-- start of ENTRIES --
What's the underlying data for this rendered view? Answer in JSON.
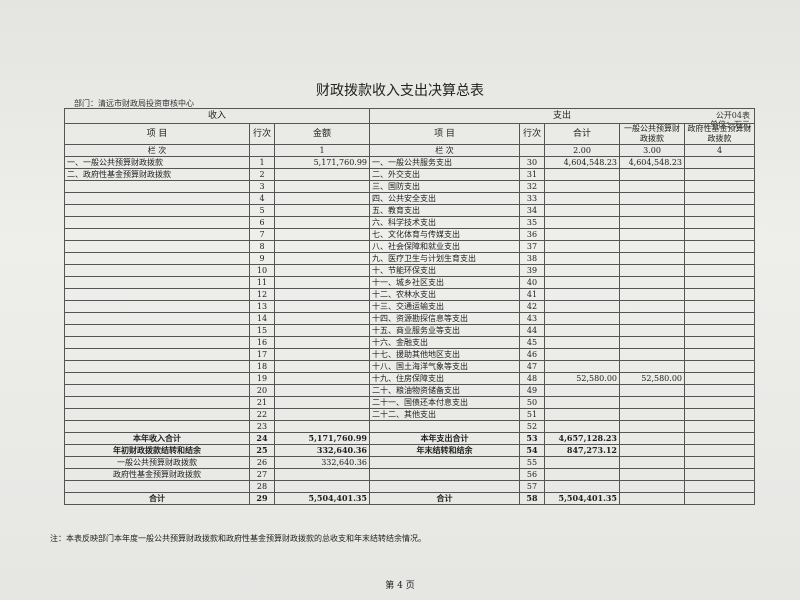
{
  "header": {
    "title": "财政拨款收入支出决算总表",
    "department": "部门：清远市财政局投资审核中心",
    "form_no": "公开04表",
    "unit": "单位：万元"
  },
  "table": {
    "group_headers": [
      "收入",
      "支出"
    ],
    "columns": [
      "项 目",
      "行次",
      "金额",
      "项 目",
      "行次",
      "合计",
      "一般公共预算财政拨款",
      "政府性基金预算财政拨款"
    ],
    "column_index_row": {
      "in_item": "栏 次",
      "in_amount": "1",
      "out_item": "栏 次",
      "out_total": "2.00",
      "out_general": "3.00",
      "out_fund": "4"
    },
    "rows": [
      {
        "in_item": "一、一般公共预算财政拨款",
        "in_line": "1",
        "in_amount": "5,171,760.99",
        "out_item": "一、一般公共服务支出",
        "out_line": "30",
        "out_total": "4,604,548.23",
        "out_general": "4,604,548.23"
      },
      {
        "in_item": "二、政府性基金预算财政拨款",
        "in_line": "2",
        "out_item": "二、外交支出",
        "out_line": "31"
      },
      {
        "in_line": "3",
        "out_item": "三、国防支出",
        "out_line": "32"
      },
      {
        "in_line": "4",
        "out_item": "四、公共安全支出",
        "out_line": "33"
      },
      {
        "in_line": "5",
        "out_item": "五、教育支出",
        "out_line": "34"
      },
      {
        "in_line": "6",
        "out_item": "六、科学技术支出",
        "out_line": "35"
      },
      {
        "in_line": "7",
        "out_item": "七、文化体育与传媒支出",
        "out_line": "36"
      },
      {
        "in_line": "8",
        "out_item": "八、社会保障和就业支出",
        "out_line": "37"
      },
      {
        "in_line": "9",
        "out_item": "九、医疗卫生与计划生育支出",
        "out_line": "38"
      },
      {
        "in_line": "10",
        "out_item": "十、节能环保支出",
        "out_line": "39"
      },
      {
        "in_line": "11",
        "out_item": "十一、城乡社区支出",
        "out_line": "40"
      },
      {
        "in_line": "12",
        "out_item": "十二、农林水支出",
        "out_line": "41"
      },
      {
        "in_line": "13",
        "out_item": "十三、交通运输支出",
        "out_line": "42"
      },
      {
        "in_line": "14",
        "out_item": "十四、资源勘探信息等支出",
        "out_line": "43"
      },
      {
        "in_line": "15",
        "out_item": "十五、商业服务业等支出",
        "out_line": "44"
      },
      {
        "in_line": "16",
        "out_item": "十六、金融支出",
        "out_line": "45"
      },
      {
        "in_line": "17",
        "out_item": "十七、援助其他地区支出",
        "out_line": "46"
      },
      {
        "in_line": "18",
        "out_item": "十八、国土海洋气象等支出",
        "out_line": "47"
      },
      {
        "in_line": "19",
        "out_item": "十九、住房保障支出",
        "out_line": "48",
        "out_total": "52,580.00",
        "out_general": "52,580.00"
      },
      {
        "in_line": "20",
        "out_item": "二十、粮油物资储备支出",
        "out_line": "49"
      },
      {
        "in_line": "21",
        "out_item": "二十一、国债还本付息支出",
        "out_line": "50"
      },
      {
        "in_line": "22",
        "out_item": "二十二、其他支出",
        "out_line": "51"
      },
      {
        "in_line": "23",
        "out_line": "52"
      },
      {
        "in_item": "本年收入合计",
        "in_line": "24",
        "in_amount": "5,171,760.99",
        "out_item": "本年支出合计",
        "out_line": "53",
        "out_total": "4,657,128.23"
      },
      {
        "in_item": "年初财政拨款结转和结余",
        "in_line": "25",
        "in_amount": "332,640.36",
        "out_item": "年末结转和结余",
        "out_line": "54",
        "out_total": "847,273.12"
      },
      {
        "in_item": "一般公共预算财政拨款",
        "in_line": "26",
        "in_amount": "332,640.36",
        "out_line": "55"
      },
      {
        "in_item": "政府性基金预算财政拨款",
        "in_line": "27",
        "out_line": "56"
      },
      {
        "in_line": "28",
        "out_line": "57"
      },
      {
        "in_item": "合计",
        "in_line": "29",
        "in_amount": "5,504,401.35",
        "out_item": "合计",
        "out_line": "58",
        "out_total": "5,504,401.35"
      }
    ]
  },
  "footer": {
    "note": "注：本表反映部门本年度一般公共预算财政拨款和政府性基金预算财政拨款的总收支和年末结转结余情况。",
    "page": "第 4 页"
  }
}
-- end of ENTRIES --
-- start of ENTRIES --
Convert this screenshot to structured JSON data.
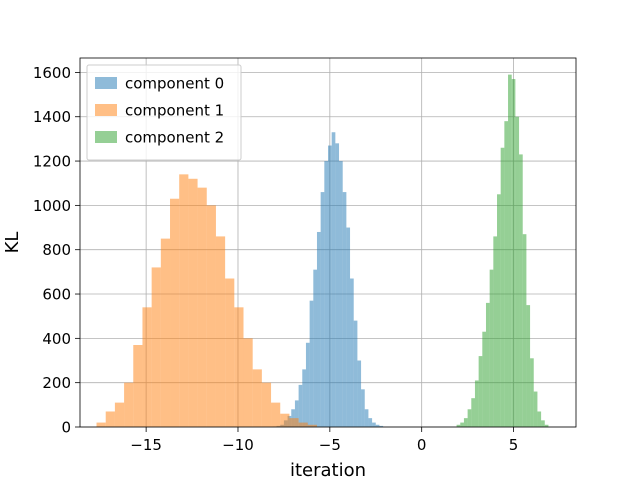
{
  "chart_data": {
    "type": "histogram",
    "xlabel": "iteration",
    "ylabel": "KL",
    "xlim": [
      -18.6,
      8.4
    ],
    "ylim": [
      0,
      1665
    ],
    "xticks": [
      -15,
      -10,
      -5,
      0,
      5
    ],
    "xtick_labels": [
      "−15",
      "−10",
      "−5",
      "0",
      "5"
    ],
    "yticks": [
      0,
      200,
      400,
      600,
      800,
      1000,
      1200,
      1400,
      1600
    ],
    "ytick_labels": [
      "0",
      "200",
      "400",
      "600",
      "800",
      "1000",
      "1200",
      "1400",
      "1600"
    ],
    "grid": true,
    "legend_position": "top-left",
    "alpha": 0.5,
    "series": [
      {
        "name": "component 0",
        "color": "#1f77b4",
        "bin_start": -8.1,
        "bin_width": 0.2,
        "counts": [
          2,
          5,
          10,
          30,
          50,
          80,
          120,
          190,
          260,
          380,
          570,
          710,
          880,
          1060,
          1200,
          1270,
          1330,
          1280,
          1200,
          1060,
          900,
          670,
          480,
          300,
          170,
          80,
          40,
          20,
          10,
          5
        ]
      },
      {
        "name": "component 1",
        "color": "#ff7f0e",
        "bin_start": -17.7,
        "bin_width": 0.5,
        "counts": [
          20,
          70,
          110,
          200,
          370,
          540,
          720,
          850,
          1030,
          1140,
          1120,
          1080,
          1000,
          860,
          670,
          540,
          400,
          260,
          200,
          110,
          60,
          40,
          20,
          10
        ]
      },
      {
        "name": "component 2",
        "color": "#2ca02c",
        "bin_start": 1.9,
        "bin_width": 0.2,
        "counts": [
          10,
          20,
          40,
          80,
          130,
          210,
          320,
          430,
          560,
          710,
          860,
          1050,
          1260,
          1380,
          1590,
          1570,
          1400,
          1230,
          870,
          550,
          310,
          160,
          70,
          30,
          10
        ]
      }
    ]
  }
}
-- end of ENTRIES --
-- start of ENTRIES --
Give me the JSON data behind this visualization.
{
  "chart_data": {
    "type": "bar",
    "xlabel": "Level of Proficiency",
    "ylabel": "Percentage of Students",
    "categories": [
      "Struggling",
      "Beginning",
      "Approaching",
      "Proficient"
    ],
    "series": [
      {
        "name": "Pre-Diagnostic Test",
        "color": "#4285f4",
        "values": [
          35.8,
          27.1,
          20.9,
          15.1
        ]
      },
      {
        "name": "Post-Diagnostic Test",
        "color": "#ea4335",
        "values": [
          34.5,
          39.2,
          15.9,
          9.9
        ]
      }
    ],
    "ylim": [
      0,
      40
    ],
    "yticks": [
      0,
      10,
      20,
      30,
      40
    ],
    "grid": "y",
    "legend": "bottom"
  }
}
-- end of ENTRIES --
Report only how many lines in the entries contain "Diagnostic".

2